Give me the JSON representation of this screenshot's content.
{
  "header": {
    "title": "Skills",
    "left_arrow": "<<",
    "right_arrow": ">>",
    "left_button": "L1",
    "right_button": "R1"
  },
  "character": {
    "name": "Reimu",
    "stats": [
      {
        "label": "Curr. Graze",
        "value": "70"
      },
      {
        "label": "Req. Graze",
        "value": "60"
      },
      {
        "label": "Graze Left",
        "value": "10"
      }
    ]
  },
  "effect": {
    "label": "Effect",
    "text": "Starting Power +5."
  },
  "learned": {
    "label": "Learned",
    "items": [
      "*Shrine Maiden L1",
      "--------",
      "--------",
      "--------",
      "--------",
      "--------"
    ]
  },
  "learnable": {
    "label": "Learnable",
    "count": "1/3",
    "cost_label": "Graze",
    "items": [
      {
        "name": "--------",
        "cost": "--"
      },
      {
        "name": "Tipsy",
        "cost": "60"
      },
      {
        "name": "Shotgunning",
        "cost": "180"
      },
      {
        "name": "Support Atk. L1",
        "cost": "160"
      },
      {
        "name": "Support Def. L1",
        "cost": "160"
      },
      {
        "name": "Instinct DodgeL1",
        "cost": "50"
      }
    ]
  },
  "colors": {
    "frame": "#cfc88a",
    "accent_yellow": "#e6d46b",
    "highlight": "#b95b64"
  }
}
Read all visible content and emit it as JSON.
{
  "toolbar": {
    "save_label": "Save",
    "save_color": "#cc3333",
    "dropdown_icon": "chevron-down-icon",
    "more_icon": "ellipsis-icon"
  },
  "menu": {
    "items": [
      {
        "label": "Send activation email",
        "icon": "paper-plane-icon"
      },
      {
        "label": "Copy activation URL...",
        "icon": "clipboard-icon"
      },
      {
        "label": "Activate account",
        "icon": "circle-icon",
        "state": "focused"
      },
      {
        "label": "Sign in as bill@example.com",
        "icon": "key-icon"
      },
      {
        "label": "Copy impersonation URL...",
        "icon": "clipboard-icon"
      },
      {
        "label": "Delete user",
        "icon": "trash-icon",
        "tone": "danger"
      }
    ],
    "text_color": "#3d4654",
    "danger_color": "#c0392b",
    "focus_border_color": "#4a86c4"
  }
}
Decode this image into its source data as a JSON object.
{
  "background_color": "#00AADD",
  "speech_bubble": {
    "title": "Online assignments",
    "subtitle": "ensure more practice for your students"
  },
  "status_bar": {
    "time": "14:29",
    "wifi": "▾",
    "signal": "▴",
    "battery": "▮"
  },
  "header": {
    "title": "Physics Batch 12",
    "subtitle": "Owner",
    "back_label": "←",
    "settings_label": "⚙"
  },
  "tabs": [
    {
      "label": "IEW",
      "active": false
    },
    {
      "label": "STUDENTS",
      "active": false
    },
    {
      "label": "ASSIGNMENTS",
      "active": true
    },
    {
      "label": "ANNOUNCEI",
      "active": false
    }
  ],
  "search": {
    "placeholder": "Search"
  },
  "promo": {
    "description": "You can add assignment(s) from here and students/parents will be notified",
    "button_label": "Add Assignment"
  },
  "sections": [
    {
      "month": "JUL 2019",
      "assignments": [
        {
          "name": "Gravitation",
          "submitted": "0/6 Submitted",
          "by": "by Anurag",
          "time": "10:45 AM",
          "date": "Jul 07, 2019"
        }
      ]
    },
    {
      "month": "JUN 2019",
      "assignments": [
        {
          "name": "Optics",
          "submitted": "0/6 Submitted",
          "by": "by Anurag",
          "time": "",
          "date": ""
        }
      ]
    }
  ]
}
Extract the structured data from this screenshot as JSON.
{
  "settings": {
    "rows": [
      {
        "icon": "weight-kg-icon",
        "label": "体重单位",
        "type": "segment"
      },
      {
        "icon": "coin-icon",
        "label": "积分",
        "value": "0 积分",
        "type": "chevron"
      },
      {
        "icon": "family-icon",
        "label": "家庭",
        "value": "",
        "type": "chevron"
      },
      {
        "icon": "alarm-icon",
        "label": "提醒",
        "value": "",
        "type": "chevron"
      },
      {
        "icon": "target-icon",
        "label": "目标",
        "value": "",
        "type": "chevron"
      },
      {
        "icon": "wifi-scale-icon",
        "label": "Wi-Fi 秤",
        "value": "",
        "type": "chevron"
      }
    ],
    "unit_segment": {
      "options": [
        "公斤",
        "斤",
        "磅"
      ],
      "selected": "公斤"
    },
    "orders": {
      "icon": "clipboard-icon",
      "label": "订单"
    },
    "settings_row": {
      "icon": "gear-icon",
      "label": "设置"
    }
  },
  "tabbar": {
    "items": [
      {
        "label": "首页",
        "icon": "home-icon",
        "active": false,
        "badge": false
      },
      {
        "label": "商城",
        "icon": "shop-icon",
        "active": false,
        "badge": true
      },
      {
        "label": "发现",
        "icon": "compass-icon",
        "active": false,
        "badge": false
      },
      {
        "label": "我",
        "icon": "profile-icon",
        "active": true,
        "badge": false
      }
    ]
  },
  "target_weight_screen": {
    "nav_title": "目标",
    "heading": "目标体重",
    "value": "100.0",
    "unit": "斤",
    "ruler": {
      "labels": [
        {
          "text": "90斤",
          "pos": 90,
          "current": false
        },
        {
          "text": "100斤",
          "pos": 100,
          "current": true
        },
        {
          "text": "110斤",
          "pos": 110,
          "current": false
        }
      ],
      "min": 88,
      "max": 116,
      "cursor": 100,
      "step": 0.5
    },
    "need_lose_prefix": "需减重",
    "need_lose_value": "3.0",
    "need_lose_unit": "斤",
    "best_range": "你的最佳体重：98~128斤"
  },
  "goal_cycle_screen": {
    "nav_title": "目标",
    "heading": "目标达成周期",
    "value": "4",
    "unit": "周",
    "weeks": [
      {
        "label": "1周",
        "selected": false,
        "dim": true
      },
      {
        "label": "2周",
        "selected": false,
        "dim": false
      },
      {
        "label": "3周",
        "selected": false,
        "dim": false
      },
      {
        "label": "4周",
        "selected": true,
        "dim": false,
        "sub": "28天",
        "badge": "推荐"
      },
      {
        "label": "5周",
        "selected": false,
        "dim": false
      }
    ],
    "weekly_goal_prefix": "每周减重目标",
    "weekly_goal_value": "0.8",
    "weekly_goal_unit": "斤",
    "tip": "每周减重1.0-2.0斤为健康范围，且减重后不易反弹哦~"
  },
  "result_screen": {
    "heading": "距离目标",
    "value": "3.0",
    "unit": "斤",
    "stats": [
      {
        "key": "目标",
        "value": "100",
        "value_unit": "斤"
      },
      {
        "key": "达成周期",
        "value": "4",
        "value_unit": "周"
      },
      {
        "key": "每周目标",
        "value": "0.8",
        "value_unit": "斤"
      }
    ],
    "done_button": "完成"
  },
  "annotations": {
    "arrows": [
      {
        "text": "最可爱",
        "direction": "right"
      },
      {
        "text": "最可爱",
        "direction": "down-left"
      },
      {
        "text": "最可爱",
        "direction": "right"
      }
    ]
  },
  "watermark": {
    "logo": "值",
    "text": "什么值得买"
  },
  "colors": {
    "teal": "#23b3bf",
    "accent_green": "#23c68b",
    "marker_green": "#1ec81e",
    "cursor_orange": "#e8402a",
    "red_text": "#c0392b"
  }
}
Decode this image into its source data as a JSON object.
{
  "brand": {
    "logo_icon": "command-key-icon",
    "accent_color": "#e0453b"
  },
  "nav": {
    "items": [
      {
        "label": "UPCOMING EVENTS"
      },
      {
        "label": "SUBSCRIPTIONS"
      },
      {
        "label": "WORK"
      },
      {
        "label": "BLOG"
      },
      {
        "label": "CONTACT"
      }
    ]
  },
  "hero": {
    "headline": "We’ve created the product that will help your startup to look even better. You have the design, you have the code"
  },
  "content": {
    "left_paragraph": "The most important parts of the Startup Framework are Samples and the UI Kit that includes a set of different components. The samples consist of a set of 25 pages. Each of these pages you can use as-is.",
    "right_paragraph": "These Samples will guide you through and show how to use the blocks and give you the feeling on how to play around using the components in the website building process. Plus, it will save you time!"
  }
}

▶ **TASK GOAL**:
Copy every line above that includes the string "Samples".

▶ **FINISHED TASK**:
    "left_paragraph": "The most important parts of the Startup Framework are Samples and the UI Kit that includes a set of different components. The samples consist of a set of 25 pages. Each of these pages you can use as-is.",
    "right_paragraph": "These Samples will guide you through and show how to use the blocks and give you the feeling on how to play around using the components in the website building process. Plus, it will save you time!"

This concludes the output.